*Given problem*
Copy out lines with the word "icon" from the material that follows.

Collected data:
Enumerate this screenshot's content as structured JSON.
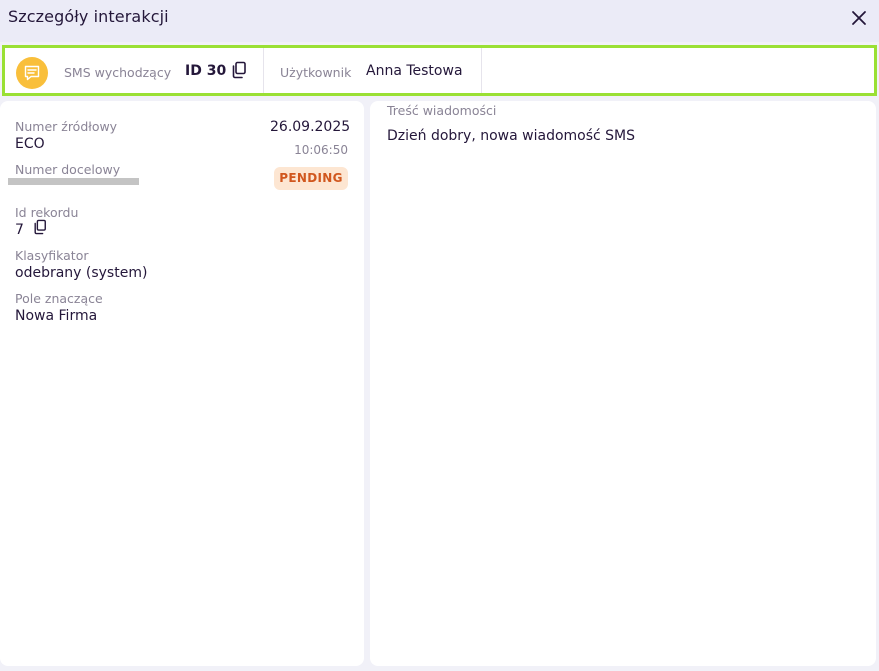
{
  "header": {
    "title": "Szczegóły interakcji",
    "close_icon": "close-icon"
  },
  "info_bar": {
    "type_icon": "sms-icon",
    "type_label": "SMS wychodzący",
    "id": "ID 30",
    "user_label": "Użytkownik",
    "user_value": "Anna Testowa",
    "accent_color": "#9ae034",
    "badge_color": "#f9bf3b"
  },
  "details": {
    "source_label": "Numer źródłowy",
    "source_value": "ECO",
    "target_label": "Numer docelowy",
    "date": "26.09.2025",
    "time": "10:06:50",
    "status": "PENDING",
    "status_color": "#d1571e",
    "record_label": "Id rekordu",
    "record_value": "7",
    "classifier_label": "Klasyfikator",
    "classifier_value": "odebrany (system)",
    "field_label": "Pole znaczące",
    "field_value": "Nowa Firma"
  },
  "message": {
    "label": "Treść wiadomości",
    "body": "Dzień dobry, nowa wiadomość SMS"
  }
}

*Correct result*
    "close_icon": "close-icon"
    "type_icon": "sms-icon",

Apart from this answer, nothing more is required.